Problem to solve — Print, exactly and completely, every entry in the data.

Records —
_ _ _ _

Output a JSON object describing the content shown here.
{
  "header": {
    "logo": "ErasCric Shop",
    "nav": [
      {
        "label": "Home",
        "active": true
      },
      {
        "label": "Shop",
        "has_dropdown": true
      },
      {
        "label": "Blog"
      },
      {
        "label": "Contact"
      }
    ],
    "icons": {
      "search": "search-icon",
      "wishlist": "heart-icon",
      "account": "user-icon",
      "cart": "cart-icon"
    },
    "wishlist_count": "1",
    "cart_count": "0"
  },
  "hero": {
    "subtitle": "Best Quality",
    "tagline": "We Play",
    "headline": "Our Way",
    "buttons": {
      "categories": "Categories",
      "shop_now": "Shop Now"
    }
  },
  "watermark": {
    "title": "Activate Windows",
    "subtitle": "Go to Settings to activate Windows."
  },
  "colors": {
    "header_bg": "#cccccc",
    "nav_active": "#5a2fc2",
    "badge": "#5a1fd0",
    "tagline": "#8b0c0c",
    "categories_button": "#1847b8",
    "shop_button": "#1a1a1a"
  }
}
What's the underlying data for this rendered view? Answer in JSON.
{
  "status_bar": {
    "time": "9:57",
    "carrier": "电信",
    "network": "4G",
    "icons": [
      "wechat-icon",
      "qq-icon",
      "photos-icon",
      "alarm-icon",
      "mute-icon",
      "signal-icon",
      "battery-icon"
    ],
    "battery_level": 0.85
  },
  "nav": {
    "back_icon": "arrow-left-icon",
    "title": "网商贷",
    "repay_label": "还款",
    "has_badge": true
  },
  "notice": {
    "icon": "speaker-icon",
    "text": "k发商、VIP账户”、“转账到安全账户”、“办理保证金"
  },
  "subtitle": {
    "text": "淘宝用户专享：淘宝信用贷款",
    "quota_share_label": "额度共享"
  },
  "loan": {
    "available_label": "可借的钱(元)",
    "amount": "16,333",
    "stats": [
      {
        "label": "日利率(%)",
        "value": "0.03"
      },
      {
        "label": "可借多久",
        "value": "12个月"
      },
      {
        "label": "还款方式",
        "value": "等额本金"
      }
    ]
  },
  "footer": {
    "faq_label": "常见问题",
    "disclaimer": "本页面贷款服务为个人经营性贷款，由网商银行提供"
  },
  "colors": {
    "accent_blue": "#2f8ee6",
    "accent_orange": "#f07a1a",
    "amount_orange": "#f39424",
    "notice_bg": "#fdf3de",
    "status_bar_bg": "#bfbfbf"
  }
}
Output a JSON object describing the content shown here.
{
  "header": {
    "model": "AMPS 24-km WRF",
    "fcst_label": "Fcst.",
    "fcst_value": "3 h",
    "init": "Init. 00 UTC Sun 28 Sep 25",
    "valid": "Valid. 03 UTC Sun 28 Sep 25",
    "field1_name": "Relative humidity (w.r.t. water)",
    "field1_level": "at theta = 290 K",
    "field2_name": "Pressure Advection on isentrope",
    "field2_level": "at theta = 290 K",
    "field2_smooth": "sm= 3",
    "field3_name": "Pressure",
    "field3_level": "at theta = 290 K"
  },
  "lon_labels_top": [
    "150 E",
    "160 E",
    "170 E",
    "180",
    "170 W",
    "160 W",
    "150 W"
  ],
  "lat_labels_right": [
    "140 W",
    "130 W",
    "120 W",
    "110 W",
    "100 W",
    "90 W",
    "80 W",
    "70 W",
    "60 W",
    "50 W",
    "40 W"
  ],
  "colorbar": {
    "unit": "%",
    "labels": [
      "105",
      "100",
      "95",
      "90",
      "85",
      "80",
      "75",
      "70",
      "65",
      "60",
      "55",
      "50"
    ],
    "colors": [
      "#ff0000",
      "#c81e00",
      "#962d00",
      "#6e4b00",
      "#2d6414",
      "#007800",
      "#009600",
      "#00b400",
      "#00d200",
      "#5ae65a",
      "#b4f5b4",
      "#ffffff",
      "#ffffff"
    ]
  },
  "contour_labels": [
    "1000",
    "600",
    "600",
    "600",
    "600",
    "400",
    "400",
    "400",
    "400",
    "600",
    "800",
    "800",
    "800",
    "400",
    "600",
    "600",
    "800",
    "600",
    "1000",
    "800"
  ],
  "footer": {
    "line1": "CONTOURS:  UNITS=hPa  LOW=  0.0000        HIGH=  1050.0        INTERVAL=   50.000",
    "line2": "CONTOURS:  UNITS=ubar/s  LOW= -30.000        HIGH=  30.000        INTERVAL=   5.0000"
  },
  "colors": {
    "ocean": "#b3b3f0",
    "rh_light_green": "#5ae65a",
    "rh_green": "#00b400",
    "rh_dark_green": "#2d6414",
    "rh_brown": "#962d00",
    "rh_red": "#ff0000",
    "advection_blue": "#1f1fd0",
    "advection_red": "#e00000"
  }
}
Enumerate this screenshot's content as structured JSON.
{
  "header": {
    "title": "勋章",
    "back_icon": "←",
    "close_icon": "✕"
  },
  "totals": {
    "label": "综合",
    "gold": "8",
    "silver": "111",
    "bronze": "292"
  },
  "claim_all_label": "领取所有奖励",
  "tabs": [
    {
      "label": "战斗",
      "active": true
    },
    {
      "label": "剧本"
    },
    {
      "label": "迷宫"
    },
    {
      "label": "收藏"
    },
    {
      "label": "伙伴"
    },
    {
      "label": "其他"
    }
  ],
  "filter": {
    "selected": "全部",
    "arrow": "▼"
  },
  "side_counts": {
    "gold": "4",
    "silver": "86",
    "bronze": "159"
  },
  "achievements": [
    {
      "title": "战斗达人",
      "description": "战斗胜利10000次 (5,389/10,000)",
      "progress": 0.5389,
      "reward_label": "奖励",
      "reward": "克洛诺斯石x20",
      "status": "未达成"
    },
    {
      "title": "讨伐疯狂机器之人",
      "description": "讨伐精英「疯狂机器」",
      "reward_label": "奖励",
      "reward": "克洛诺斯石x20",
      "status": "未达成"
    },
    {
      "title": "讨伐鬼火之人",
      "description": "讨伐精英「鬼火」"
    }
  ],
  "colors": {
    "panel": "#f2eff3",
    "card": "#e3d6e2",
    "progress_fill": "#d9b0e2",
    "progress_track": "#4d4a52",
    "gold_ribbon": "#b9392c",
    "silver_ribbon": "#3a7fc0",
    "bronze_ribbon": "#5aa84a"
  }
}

_ _ _ _

Exercise response —
Output a JSON object describing the content shown here.
{
  "header": {
    "logo": "ErasCric Shop",
    "nav": [
      {
        "label": "Home",
        "active": true
      },
      {
        "label": "Shop",
        "has_dropdown": true
      },
      {
        "label": "Blog"
      },
      {
        "label": "Contact"
      }
    ],
    "icons": {
      "search": "search-icon",
      "wishlist": "heart-icon",
      "account": "user-icon",
      "cart": "cart-icon"
    },
    "wishlist_count": "1",
    "cart_count": "0"
  },
  "hero": {
    "subtitle": "Best Quality",
    "tagline": "We Play",
    "headline": "Our Way",
    "buttons": {
      "categories": "Categories",
      "shop_now": "Shop Now"
    }
  },
  "watermark": {
    "title": "Activate Windows",
    "subtitle": "Go to Settings to activate Windows."
  },
  "colors": {
    "header_bg": "#cccccc",
    "nav_active": "#5a2fc2",
    "badge": "#5a1fd0",
    "tagline": "#8b0c0c",
    "categories_button": "#1847b8",
    "shop_button": "#1a1a1a"
  }
}
What's the underlying data for this rendered view? Answer in JSON.
{
  "status_bar": {
    "time": "9:57",
    "carrier": "电信",
    "network": "4G",
    "icons": [
      "wechat-icon",
      "qq-icon",
      "photos-icon",
      "alarm-icon",
      "mute-icon",
      "signal-icon",
      "battery-icon"
    ],
    "battery_level": 0.85
  },
  "nav": {
    "back_icon": "arrow-left-icon",
    "title": "网商贷",
    "repay_label": "还款",
    "has_badge": true
  },
  "notice": {
    "icon": "speaker-icon",
    "text": "k发商、VIP账户”、“转账到安全账户”、“办理保证金"
  },
  "subtitle": {
    "text": "淘宝用户专享：淘宝信用贷款",
    "quota_share_label": "额度共享"
  },
  "loan": {
    "available_label": "可借的钱(元)",
    "amount": "16,333",
    "stats": [
      {
        "label": "日利率(%)",
        "value": "0.03"
      },
      {
        "label": "可借多久",
        "value": "12个月"
      },
      {
        "label": "还款方式",
        "value": "等额本金"
      }
    ]
  },
  "footer": {
    "faq_label": "常见问题",
    "disclaimer": "本页面贷款服务为个人经营性贷款，由网商银行提供"
  },
  "colors": {
    "accent_blue": "#2f8ee6",
    "accent_orange": "#f07a1a",
    "amount_orange": "#f39424",
    "notice_bg": "#fdf3de",
    "status_bar_bg": "#bfbfbf"
  }
}
Output a JSON object describing the content shown here.
{
  "header": {
    "model": "AMPS 24-km WRF",
    "fcst_label": "Fcst.",
    "fcst_value": "3 h",
    "init": "Init. 00 UTC Sun 28 Sep 25",
    "valid": "Valid. 03 UTC Sun 28 Sep 25",
    "field1_name": "Relative humidity (w.r.t. water)",
    "field1_level": "at theta = 290 K",
    "field2_name": "Pressure Advection on isentrope",
    "field2_level": "at theta = 290 K",
    "field2_smooth": "sm= 3",
    "field3_name": "Pressure",
    "field3_level": "at theta = 290 K"
  },
  "lon_labels_top": [
    "150 E",
    "160 E",
    "170 E",
    "180",
    "170 W",
    "160 W",
    "150 W"
  ],
  "lat_labels_right": [
    "140 W",
    "130 W",
    "120 W",
    "110 W",
    "100 W",
    "90 W",
    "80 W",
    "70 W",
    "60 W",
    "50 W",
    "40 W"
  ],
  "colorbar": {
    "unit": "%",
    "labels": [
      "105",
      "100",
      "95",
      "90",
      "85",
      "80",
      "75",
      "70",
      "65",
      "60",
      "55",
      "50"
    ],
    "colors": [
      "#ff0000",
      "#c81e00",
      "#962d00",
      "#6e4b00",
      "#2d6414",
      "#007800",
      "#009600",
      "#00b400",
      "#00d200",
      "#5ae65a",
      "#b4f5b4",
      "#ffffff",
      "#ffffff"
    ]
  },
  "contour_labels": [
    "1000",
    "600",
    "600",
    "600",
    "600",
    "400",
    "400",
    "400",
    "400",
    "600",
    "800",
    "800",
    "800",
    "400",
    "600",
    "600",
    "800",
    "600",
    "1000",
    "800"
  ],
  "footer": {
    "line1": "CONTOURS:  UNITS=hPa  LOW=  0.0000        HIGH=  1050.0        INTERVAL=   50.000",
    "line2": "CONTOURS:  UNITS=ubar/s  LOW= -30.000        HIGH=  30.000        INTERVAL=   5.0000"
  },
  "colors": {
    "ocean": "#b3b3f0",
    "rh_light_green": "#5ae65a",
    "rh_green": "#00b400",
    "rh_dark_green": "#2d6414",
    "rh_brown": "#962d00",
    "rh_red": "#ff0000",
    "advection_blue": "#1f1fd0",
    "advection_red": "#e00000"
  }
}
Enumerate this screenshot's content as structured JSON.
{
  "header": {
    "title": "勋章",
    "back_icon": "←",
    "close_icon": "✕"
  },
  "totals": {
    "label": "综合",
    "gold": "8",
    "silver": "111",
    "bronze": "292"
  },
  "claim_all_label": "领取所有奖励",
  "tabs": [
    {
      "label": "战斗",
      "active": true
    },
    {
      "label": "剧本"
    },
    {
      "label": "迷宫"
    },
    {
      "label": "收藏"
    },
    {
      "label": "伙伴"
    },
    {
      "label": "其他"
    }
  ],
  "filter": {
    "selected": "全部",
    "arrow": "▼"
  },
  "side_counts": {
    "gold": "4",
    "silver": "86",
    "bronze": "159"
  },
  "achievements": [
    {
      "title": "战斗达人",
      "description": "战斗胜利10000次 (5,389/10,000)",
      "progress": 0.5389,
      "reward_label": "奖励",
      "reward": "克洛诺斯石x20",
      "status": "未达成"
    },
    {
      "title": "讨伐疯狂机器之人",
      "description": "讨伐精英「疯狂机器」",
      "reward_label": "奖励",
      "reward": "克洛诺斯石x20",
      "status": "未达成"
    },
    {
      "title": "讨伐鬼火之人",
      "description": "讨伐精英「鬼火」"
    }
  ],
  "colors": {
    "panel": "#f2eff3",
    "card": "#e3d6e2",
    "progress_fill": "#d9b0e2",
    "progress_track": "#4d4a52",
    "gold_ribbon": "#b9392c",
    "silver_ribbon": "#3a7fc0",
    "bronze_ribbon": "#5aa84a"
  }
}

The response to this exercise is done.